> **GIVEN PROBLEM**
Tally the lines that include "exposed". Output the number only.

> **SOURCE DATA**
• • • • • • •

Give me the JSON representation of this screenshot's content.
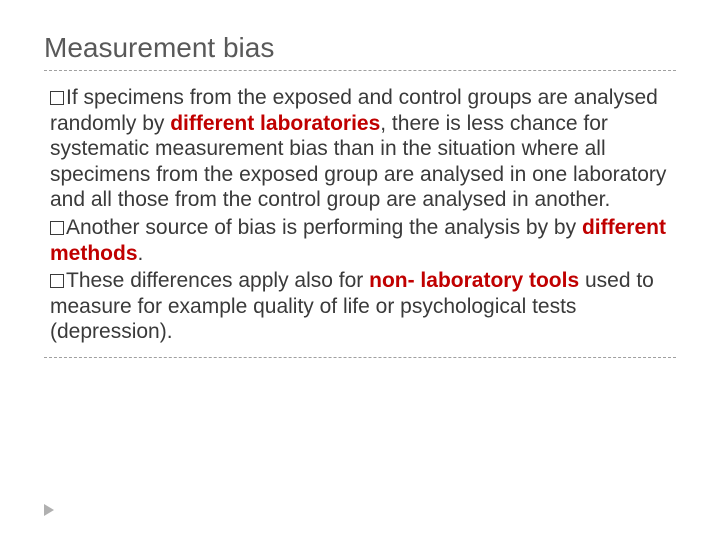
{
  "slide": {
    "title": "Measurement bias",
    "title_color": "#595959",
    "title_fontsize": 28,
    "body_fontsize": 21,
    "body_color": "#3a3a3a",
    "emphasis_color": "#c00000",
    "divider_color": "#a0a0a0",
    "background_color": "#ffffff",
    "bullets": [
      {
        "runs": [
          {
            "text": "If specimens from the exposed and control groups are analysed randomly by ",
            "bold": false,
            "color": "#3a3a3a"
          },
          {
            "text": "different laboratories",
            "bold": true,
            "color": "#c00000"
          },
          {
            "text": ", there is less chance for systematic measurement bias than in the situation where all specimens from the exposed group are analysed in one laboratory and all those from the control group are analysed in another.",
            "bold": false,
            "color": "#3a3a3a"
          }
        ]
      },
      {
        "runs": [
          {
            "text": "Another source of bias is performing the analysis by by ",
            "bold": false,
            "color": "#3a3a3a"
          },
          {
            "text": "different methods",
            "bold": true,
            "color": "#c00000"
          },
          {
            "text": ".",
            "bold": false,
            "color": "#3a3a3a"
          }
        ]
      },
      {
        "runs": [
          {
            "text": "These differences apply also for ",
            "bold": false,
            "color": "#3a3a3a"
          },
          {
            "text": "non- laboratory tools",
            "bold": true,
            "color": "#c00000"
          },
          {
            "text": " used to measure for example quality of life or psychological tests (depression).",
            "bold": false,
            "color": "#3a3a3a"
          }
        ]
      }
    ]
  }
}
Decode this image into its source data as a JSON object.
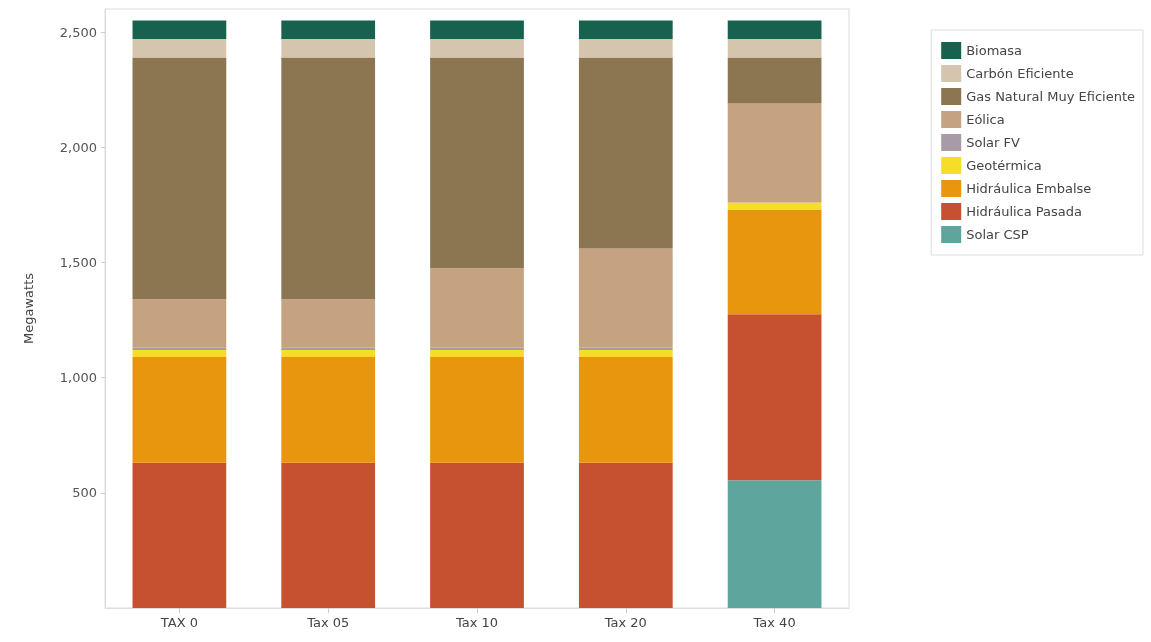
{
  "chart_data": {
    "type": "bar",
    "stacked": true,
    "ylabel": "Megawatts",
    "categories": [
      "TAX 0",
      "Tax 05",
      "Tax 10",
      "Tax 20",
      "Tax 40"
    ],
    "ylim": [
      0,
      2600
    ],
    "yticks": [
      500,
      {
        "value": 1000,
        "label": "1,000"
      },
      {
        "value": 1500,
        "label": "1,500"
      },
      {
        "value": 2000,
        "label": "2,000"
      },
      {
        "value": 2500,
        "label": "2,500"
      }
    ],
    "grid": false,
    "legend": "top right",
    "series": [
      {
        "name": "Solar CSP",
        "color": "#5ea59d",
        "values": [
          null,
          null,
          null,
          null,
          555
        ]
      },
      {
        "name": "Hidráulica Pasada",
        "color": "#c65131",
        "values": [
          630,
          630,
          630,
          630,
          720
        ]
      },
      {
        "name": "Hidráulica Embalse",
        "color": "#e7960e",
        "values": [
          460,
          460,
          460,
          460,
          455
        ]
      },
      {
        "name": "Geotérmica",
        "color": "#f5dd2a",
        "values": [
          30,
          30,
          30,
          30,
          30
        ]
      },
      {
        "name": "Solar FV",
        "color": "#a99aa8",
        "values": [
          10,
          10,
          10,
          10,
          null
        ]
      },
      {
        "name": "Eólica",
        "color": "#c6a380",
        "values": [
          210,
          210,
          345,
          430,
          430
        ]
      },
      {
        "name": "Gas Natural Muy Eficiente",
        "color": "#8c7551",
        "values": [
          1050,
          1050,
          915,
          830,
          200
        ]
      },
      {
        "name": "Carbón Eficiente",
        "color": "#d6c5ae",
        "values": [
          80,
          80,
          80,
          80,
          80
        ]
      },
      {
        "name": "Biomasa",
        "color": "#17624f",
        "values": [
          80,
          80,
          80,
          80,
          80
        ]
      }
    ]
  }
}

• • • • • • •

> **COMPLETED EXERCISE**
2